Exercise
Write out the listing below again, precisely as it is given.
— Begin Provided material —
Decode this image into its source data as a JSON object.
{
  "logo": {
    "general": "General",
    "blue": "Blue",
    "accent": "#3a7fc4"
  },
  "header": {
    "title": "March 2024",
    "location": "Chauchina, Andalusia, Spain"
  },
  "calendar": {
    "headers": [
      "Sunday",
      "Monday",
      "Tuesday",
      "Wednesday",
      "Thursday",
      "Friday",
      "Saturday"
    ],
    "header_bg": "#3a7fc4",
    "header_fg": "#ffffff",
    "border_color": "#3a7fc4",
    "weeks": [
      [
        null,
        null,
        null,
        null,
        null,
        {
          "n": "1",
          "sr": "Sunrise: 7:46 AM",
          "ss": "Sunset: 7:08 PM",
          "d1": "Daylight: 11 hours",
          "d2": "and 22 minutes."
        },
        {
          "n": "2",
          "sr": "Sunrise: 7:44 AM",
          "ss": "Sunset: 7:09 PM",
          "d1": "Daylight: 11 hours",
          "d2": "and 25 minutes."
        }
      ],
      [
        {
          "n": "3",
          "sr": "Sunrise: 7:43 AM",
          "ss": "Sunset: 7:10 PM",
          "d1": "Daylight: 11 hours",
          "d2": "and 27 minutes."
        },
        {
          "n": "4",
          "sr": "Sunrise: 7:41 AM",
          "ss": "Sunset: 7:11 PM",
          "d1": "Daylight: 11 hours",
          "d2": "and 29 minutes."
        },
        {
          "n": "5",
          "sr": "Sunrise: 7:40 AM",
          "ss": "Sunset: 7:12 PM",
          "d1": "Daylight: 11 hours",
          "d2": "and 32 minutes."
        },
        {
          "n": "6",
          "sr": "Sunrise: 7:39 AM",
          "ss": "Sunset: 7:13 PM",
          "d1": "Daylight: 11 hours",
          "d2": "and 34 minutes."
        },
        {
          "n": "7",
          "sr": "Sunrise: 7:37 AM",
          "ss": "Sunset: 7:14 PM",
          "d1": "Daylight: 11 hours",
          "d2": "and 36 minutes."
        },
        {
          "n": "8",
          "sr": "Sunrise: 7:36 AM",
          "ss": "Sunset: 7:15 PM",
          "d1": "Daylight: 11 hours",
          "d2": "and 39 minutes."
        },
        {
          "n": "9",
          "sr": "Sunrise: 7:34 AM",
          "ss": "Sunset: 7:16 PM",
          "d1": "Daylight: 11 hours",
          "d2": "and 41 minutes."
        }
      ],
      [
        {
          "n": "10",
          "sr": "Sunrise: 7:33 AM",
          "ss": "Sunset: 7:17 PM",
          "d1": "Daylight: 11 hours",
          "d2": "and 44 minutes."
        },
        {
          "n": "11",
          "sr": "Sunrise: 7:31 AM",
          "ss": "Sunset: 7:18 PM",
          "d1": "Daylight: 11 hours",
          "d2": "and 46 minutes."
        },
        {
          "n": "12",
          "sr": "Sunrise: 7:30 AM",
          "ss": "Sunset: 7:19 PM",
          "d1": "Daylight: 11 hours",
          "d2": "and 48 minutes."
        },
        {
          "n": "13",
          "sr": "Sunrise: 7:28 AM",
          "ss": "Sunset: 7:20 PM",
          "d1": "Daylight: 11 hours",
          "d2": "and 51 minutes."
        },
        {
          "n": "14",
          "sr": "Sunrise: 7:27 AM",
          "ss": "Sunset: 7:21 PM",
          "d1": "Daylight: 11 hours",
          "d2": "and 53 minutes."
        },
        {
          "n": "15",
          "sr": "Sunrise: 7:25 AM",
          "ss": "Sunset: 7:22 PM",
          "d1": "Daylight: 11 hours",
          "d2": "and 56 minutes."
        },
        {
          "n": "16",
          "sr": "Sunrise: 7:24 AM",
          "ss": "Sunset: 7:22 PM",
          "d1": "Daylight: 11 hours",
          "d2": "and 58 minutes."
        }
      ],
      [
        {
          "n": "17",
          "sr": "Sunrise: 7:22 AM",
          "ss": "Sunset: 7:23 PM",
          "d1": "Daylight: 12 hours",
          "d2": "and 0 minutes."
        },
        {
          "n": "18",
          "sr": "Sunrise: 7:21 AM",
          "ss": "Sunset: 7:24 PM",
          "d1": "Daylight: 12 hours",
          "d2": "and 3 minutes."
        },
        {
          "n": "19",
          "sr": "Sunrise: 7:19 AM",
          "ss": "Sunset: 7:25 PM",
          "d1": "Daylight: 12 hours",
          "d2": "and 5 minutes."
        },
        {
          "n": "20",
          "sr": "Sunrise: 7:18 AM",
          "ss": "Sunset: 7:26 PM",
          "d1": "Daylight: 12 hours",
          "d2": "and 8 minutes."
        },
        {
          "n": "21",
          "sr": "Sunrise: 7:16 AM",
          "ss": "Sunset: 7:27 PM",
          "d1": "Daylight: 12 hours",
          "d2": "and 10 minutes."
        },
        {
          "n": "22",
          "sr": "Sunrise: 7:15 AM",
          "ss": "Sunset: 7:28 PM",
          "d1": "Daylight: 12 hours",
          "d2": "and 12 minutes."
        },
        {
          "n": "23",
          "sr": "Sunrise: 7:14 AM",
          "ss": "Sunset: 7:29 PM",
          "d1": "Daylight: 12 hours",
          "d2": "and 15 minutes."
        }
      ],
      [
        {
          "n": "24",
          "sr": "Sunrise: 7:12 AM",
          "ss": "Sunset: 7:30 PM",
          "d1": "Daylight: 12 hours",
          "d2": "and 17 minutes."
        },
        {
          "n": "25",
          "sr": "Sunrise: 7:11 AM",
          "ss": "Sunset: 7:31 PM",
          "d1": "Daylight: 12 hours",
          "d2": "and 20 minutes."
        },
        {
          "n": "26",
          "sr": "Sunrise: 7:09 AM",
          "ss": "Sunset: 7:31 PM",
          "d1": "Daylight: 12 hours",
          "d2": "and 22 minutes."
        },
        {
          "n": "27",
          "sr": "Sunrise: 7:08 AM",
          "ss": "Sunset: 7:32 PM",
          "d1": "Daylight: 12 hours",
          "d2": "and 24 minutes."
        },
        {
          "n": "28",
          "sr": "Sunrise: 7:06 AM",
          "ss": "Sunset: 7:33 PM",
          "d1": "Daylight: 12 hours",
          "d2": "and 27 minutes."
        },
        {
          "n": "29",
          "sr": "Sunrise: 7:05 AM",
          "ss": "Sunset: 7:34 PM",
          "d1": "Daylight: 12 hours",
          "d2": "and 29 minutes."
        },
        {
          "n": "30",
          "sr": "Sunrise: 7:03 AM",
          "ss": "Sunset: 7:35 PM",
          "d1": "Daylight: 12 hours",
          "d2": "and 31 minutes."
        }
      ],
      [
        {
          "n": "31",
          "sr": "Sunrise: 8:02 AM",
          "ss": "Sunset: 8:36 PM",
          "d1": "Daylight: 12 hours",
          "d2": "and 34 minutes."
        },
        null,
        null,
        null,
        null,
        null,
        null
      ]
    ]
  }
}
— End Provided material —
Result for this task
Decode this image into its source data as a JSON object.
{
  "logo": {
    "general": "General",
    "blue": "Blue",
    "accent": "#3a7fc4"
  },
  "header": {
    "title": "March 2024",
    "location": "Chauchina, Andalusia, Spain"
  },
  "calendar": {
    "headers": [
      "Sunday",
      "Monday",
      "Tuesday",
      "Wednesday",
      "Thursday",
      "Friday",
      "Saturday"
    ],
    "header_bg": "#3a7fc4",
    "header_fg": "#ffffff",
    "border_color": "#3a7fc4",
    "weeks": [
      [
        null,
        null,
        null,
        null,
        null,
        {
          "n": "1",
          "sr": "Sunrise: 7:46 AM",
          "ss": "Sunset: 7:08 PM",
          "d1": "Daylight: 11 hours",
          "d2": "and 22 minutes."
        },
        {
          "n": "2",
          "sr": "Sunrise: 7:44 AM",
          "ss": "Sunset: 7:09 PM",
          "d1": "Daylight: 11 hours",
          "d2": "and 25 minutes."
        }
      ],
      [
        {
          "n": "3",
          "sr": "Sunrise: 7:43 AM",
          "ss": "Sunset: 7:10 PM",
          "d1": "Daylight: 11 hours",
          "d2": "and 27 minutes."
        },
        {
          "n": "4",
          "sr": "Sunrise: 7:41 AM",
          "ss": "Sunset: 7:11 PM",
          "d1": "Daylight: 11 hours",
          "d2": "and 29 minutes."
        },
        {
          "n": "5",
          "sr": "Sunrise: 7:40 AM",
          "ss": "Sunset: 7:12 PM",
          "d1": "Daylight: 11 hours",
          "d2": "and 32 minutes."
        },
        {
          "n": "6",
          "sr": "Sunrise: 7:39 AM",
          "ss": "Sunset: 7:13 PM",
          "d1": "Daylight: 11 hours",
          "d2": "and 34 minutes."
        },
        {
          "n": "7",
          "sr": "Sunrise: 7:37 AM",
          "ss": "Sunset: 7:14 PM",
          "d1": "Daylight: 11 hours",
          "d2": "and 36 minutes."
        },
        {
          "n": "8",
          "sr": "Sunrise: 7:36 AM",
          "ss": "Sunset: 7:15 PM",
          "d1": "Daylight: 11 hours",
          "d2": "and 39 minutes."
        },
        {
          "n": "9",
          "sr": "Sunrise: 7:34 AM",
          "ss": "Sunset: 7:16 PM",
          "d1": "Daylight: 11 hours",
          "d2": "and 41 minutes."
        }
      ],
      [
        {
          "n": "10",
          "sr": "Sunrise: 7:33 AM",
          "ss": "Sunset: 7:17 PM",
          "d1": "Daylight: 11 hours",
          "d2": "and 44 minutes."
        },
        {
          "n": "11",
          "sr": "Sunrise: 7:31 AM",
          "ss": "Sunset: 7:18 PM",
          "d1": "Daylight: 11 hours",
          "d2": "and 46 minutes."
        },
        {
          "n": "12",
          "sr": "Sunrise: 7:30 AM",
          "ss": "Sunset: 7:19 PM",
          "d1": "Daylight: 11 hours",
          "d2": "and 48 minutes."
        },
        {
          "n": "13",
          "sr": "Sunrise: 7:28 AM",
          "ss": "Sunset: 7:20 PM",
          "d1": "Daylight: 11 hours",
          "d2": "and 51 minutes."
        },
        {
          "n": "14",
          "sr": "Sunrise: 7:27 AM",
          "ss": "Sunset: 7:21 PM",
          "d1": "Daylight: 11 hours",
          "d2": "and 53 minutes."
        },
        {
          "n": "15",
          "sr": "Sunrise: 7:25 AM",
          "ss": "Sunset: 7:22 PM",
          "d1": "Daylight: 11 hours",
          "d2": "and 56 minutes."
        },
        {
          "n": "16",
          "sr": "Sunrise: 7:24 AM",
          "ss": "Sunset: 7:22 PM",
          "d1": "Daylight: 11 hours",
          "d2": "and 58 minutes."
        }
      ],
      [
        {
          "n": "17",
          "sr": "Sunrise: 7:22 AM",
          "ss": "Sunset: 7:23 PM",
          "d1": "Daylight: 12 hours",
          "d2": "and 0 minutes."
        },
        {
          "n": "18",
          "sr": "Sunrise: 7:21 AM",
          "ss": "Sunset: 7:24 PM",
          "d1": "Daylight: 12 hours",
          "d2": "and 3 minutes."
        },
        {
          "n": "19",
          "sr": "Sunrise: 7:19 AM",
          "ss": "Sunset: 7:25 PM",
          "d1": "Daylight: 12 hours",
          "d2": "and 5 minutes."
        },
        {
          "n": "20",
          "sr": "Sunrise: 7:18 AM",
          "ss": "Sunset: 7:26 PM",
          "d1": "Daylight: 12 hours",
          "d2": "and 8 minutes."
        },
        {
          "n": "21",
          "sr": "Sunrise: 7:16 AM",
          "ss": "Sunset: 7:27 PM",
          "d1": "Daylight: 12 hours",
          "d2": "and 10 minutes."
        },
        {
          "n": "22",
          "sr": "Sunrise: 7:15 AM",
          "ss": "Sunset: 7:28 PM",
          "d1": "Daylight: 12 hours",
          "d2": "and 12 minutes."
        },
        {
          "n": "23",
          "sr": "Sunrise: 7:14 AM",
          "ss": "Sunset: 7:29 PM",
          "d1": "Daylight: 12 hours",
          "d2": "and 15 minutes."
        }
      ],
      [
        {
          "n": "24",
          "sr": "Sunrise: 7:12 AM",
          "ss": "Sunset: 7:30 PM",
          "d1": "Daylight: 12 hours",
          "d2": "and 17 minutes."
        },
        {
          "n": "25",
          "sr": "Sunrise: 7:11 AM",
          "ss": "Sunset: 7:31 PM",
          "d1": "Daylight: 12 hours",
          "d2": "and 20 minutes."
        },
        {
          "n": "26",
          "sr": "Sunrise: 7:09 AM",
          "ss": "Sunset: 7:31 PM",
          "d1": "Daylight: 12 hours",
          "d2": "and 22 minutes."
        },
        {
          "n": "27",
          "sr": "Sunrise: 7:08 AM",
          "ss": "Sunset: 7:32 PM",
          "d1": "Daylight: 12 hours",
          "d2": "and 24 minutes."
        },
        {
          "n": "28",
          "sr": "Sunrise: 7:06 AM",
          "ss": "Sunset: 7:33 PM",
          "d1": "Daylight: 12 hours",
          "d2": "and 27 minutes."
        },
        {
          "n": "29",
          "sr": "Sunrise: 7:05 AM",
          "ss": "Sunset: 7:34 PM",
          "d1": "Daylight: 12 hours",
          "d2": "and 29 minutes."
        },
        {
          "n": "30",
          "sr": "Sunrise: 7:03 AM",
          "ss": "Sunset: 7:35 PM",
          "d1": "Daylight: 12 hours",
          "d2": "and 31 minutes."
        }
      ],
      [
        {
          "n": "31",
          "sr": "Sunrise: 8:02 AM",
          "ss": "Sunset: 8:36 PM",
          "d1": "Daylight: 12 hours",
          "d2": "and 34 minutes."
        },
        null,
        null,
        null,
        null,
        null,
        null
      ]
    ]
  }
}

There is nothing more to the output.